• _TASK DESCRIPTION_: Copy each line that contains the word "value".

• _SUPPLIED RECORDS_:
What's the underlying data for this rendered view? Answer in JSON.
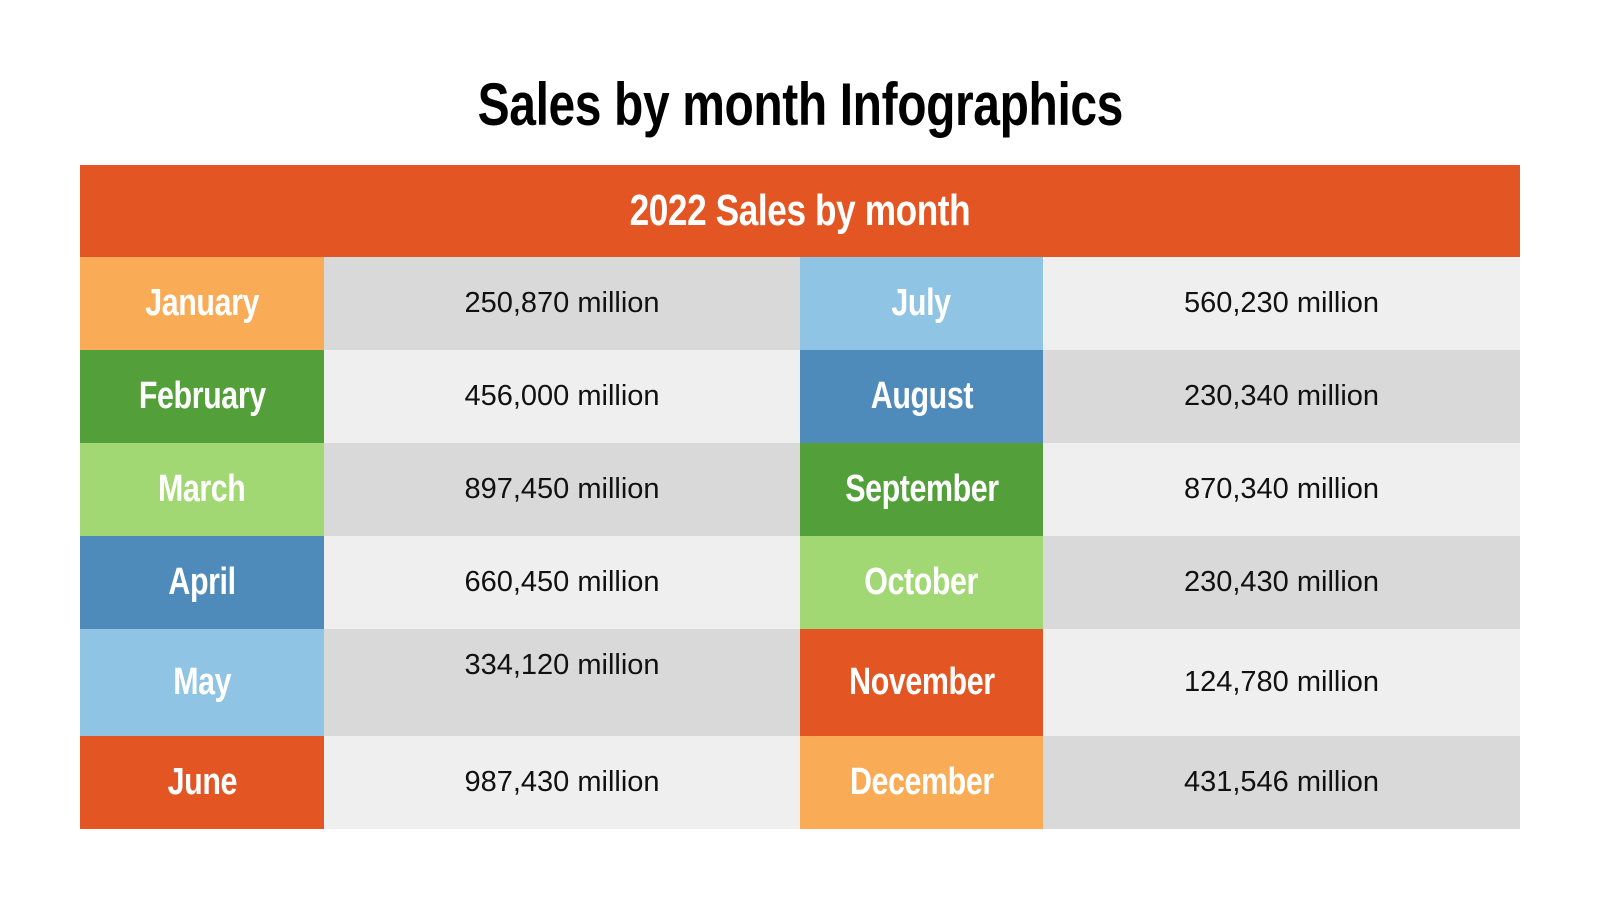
{
  "title": "Sales by month Infographics",
  "table": {
    "header": "2022 Sales by month",
    "rows": [
      {
        "left": {
          "month": "January",
          "value": "250,870 million",
          "color": "#f9ab56",
          "bg": "#d9d9d9"
        },
        "right": {
          "month": "July",
          "value": "560,230 million",
          "color": "#90c4e4",
          "bg": "#efefef"
        }
      },
      {
        "left": {
          "month": "February",
          "value": "456,000 million",
          "color": "#53a03a",
          "bg": "#efefef"
        },
        "right": {
          "month": "August",
          "value": "230,340 million",
          "color": "#4e8bbb",
          "bg": "#d9d9d9"
        }
      },
      {
        "left": {
          "month": "March",
          "value": "897,450 million",
          "color": "#a1d874",
          "bg": "#d9d9d9"
        },
        "right": {
          "month": "September",
          "value": "870,340 million",
          "color": "#53a03a",
          "bg": "#efefef"
        }
      },
      {
        "left": {
          "month": "April",
          "value": "660,450 million",
          "color": "#4e8bbb",
          "bg": "#efefef"
        },
        "right": {
          "month": "October",
          "value": "230,430 million",
          "color": "#a1d874",
          "bg": "#d9d9d9"
        }
      },
      {
        "left": {
          "month": "May",
          "value": "334,120 million",
          "color": "#90c4e4",
          "bg": "#d9d9d9"
        },
        "right": {
          "month": "November",
          "value": "124,780 million",
          "color": "#e35623",
          "bg": "#efefef"
        }
      },
      {
        "left": {
          "month": "June",
          "value": "987,430 million",
          "color": "#e35623",
          "bg": "#efefef"
        },
        "right": {
          "month": "December",
          "value": "431,546 million",
          "color": "#f9ab56",
          "bg": "#d9d9d9"
        }
      }
    ]
  },
  "colors": {
    "header": "#e35623"
  }
}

• _EXPECTED OUTPUT_:
          "value": "250,870 million",
          "value": "560,230 million",
          "value": "456,000 million",
          "value": "230,340 million",
          "value": "897,450 million",
          "value": "870,340 million",
          "value": "660,450 million",
          "value": "230,430 million",
          "value": "334,120 million",
          "value": "124,780 million",
          "value": "987,430 million",
          "value": "431,546 million",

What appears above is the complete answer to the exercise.